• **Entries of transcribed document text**
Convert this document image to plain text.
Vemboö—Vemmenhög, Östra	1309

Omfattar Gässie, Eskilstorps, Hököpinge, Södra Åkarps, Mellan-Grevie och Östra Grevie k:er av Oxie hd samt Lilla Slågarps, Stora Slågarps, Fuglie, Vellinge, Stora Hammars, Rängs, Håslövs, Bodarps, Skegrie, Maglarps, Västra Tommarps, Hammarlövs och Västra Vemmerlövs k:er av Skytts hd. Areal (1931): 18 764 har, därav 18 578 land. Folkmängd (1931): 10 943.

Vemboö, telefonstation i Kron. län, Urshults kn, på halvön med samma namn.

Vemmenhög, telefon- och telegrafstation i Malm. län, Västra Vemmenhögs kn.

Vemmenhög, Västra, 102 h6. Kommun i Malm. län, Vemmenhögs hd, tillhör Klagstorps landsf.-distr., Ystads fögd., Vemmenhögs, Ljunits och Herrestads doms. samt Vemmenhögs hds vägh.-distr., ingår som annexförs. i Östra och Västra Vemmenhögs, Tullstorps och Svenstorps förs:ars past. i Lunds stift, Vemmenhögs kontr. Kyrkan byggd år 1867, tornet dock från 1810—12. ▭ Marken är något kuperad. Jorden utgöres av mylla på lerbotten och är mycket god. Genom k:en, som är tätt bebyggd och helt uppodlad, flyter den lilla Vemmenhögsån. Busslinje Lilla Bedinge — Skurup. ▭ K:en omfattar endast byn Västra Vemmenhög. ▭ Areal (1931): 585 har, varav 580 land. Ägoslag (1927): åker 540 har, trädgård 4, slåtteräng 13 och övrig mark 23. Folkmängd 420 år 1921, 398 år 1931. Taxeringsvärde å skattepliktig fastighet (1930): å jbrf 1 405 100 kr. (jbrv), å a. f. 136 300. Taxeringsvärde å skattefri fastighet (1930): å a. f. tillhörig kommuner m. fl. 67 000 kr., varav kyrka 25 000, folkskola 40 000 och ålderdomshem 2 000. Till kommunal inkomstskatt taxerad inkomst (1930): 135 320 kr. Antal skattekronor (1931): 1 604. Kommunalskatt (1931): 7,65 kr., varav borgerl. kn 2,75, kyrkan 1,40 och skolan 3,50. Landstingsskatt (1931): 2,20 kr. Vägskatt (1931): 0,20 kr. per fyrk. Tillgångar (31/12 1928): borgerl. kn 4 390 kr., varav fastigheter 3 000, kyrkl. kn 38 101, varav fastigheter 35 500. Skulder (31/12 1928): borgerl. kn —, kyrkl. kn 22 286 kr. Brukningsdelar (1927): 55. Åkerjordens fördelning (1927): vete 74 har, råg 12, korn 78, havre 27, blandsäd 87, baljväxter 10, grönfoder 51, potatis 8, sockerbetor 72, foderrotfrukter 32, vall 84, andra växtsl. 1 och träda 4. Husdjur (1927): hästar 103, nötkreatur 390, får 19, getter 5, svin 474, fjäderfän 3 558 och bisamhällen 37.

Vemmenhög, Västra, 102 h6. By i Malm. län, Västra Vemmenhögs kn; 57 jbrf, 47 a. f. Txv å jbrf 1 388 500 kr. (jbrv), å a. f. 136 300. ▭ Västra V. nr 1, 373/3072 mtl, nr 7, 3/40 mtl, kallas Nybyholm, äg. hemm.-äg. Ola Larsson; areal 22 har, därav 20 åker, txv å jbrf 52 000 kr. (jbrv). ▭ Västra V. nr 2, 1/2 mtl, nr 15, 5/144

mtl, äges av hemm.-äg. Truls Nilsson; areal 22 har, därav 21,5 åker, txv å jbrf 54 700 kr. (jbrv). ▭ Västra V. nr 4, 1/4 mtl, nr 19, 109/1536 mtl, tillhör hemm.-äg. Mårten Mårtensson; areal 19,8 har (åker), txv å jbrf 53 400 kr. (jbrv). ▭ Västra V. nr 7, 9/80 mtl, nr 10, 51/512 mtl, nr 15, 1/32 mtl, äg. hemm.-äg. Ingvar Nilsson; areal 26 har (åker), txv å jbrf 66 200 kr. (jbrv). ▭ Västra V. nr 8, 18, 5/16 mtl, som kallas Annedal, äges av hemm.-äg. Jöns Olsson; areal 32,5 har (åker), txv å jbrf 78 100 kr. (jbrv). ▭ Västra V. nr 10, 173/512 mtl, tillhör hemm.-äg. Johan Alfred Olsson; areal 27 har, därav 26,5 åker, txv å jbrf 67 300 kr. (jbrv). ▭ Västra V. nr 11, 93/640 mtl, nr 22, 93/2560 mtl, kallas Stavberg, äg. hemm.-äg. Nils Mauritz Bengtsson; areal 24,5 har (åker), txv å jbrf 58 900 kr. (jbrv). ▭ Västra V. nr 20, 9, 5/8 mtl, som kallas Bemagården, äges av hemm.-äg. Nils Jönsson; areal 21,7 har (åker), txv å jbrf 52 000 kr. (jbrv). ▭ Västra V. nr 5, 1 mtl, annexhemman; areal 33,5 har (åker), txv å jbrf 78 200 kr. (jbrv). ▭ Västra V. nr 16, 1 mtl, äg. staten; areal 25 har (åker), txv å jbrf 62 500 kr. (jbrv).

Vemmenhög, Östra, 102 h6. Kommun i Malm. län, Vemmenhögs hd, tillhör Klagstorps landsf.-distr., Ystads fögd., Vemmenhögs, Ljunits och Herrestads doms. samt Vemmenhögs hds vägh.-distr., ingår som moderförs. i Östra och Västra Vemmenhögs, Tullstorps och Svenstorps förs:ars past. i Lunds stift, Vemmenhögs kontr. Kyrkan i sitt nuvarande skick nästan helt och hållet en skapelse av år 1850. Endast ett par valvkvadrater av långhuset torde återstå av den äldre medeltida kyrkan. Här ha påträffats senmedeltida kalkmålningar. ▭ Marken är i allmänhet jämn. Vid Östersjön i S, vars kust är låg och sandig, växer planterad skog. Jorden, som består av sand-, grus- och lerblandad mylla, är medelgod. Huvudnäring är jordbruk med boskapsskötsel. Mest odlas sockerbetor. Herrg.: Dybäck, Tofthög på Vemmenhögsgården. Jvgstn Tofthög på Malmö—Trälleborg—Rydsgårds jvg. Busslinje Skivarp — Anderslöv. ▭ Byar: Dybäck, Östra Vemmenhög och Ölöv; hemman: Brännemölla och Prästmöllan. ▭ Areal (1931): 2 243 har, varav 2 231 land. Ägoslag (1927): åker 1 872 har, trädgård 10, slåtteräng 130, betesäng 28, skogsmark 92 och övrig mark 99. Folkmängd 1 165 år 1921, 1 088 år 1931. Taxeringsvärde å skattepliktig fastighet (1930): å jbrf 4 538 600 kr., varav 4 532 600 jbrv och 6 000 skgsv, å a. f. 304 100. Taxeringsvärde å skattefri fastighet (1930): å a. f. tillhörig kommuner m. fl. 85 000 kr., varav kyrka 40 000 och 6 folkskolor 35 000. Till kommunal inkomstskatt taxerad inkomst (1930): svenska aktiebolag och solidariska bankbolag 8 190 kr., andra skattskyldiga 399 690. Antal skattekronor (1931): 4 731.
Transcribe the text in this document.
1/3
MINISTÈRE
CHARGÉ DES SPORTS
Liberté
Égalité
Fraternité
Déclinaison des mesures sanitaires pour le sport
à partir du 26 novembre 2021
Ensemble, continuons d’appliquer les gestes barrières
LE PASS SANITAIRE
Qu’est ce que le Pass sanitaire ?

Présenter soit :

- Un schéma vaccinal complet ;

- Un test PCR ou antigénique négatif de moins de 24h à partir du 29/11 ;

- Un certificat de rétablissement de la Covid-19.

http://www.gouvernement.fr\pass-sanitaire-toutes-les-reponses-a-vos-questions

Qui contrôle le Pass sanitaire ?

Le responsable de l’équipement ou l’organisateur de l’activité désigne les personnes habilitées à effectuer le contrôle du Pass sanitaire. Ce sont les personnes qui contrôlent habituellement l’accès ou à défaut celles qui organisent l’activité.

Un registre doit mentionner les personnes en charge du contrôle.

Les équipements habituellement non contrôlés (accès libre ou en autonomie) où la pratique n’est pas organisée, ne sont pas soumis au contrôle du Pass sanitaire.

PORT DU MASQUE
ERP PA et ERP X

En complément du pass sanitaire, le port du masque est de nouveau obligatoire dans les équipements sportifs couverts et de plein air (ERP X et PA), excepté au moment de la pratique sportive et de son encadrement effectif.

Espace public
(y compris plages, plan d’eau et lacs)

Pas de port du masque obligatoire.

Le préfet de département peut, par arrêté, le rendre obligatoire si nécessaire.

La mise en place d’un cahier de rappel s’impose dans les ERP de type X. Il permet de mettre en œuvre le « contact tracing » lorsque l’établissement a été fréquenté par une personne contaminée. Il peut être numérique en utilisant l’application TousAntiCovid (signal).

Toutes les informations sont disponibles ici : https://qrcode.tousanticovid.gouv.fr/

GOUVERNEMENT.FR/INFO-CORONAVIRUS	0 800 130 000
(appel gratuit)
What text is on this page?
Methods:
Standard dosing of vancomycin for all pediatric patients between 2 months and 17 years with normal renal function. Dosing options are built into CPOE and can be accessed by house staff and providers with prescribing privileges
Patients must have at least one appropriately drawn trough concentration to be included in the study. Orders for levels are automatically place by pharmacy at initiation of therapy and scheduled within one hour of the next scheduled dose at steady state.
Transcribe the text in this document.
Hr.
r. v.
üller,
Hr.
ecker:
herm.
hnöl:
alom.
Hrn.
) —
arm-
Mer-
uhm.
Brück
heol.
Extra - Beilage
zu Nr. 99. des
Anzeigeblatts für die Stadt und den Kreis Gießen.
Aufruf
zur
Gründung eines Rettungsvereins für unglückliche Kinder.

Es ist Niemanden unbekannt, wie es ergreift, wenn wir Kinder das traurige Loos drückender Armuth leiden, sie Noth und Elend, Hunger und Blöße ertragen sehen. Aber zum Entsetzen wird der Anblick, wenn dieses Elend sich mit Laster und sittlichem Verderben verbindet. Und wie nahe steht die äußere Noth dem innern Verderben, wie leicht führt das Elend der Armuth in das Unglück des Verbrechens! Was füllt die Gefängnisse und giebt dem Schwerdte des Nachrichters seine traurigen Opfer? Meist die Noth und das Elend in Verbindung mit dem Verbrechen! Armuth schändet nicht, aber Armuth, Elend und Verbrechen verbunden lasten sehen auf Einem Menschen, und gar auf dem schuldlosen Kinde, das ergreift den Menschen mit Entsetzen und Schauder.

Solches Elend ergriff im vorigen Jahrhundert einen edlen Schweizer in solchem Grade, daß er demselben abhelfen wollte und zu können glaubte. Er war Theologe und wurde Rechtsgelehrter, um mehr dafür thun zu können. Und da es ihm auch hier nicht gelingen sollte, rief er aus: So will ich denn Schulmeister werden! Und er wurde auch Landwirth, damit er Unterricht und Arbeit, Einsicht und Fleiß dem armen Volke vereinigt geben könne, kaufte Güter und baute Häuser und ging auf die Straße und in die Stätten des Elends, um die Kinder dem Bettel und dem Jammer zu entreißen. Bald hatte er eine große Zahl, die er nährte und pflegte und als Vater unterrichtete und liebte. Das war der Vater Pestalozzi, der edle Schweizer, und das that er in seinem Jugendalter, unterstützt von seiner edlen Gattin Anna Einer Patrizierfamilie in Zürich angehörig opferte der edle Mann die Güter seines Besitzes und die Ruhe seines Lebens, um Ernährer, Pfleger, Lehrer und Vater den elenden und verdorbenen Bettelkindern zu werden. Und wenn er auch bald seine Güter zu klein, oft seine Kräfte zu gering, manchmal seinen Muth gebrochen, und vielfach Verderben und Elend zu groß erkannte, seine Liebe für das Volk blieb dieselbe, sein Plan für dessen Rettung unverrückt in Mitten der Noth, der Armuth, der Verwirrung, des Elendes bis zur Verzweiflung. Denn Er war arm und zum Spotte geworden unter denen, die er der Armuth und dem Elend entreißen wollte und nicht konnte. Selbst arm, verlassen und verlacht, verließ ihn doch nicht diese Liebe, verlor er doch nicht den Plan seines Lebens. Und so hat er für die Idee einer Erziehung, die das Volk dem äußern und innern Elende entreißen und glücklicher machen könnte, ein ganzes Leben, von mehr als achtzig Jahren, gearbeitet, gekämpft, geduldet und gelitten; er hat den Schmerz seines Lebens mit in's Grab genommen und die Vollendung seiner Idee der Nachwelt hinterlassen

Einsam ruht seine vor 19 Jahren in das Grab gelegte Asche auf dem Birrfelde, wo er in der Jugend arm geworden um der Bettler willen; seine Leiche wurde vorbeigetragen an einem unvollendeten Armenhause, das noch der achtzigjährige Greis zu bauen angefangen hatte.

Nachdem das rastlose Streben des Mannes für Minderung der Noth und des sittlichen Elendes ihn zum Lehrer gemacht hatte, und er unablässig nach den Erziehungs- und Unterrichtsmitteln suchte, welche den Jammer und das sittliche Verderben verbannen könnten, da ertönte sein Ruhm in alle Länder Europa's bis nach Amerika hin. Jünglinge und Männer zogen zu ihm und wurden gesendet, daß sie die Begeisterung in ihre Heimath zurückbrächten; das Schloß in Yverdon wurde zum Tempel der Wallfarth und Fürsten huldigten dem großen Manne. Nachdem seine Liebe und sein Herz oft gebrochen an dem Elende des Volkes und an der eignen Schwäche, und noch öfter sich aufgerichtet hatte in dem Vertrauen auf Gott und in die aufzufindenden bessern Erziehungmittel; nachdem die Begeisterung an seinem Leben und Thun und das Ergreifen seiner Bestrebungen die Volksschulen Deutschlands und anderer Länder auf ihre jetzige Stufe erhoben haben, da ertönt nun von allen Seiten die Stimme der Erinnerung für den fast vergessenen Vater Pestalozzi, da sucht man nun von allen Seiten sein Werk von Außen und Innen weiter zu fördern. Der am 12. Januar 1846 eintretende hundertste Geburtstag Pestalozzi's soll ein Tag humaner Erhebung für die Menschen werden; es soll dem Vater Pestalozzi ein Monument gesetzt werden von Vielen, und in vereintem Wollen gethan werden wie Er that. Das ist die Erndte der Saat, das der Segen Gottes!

• **Required action**
Each line above holding the string "peut" counts once; please report the total and nothing more.

• **Answer space**
2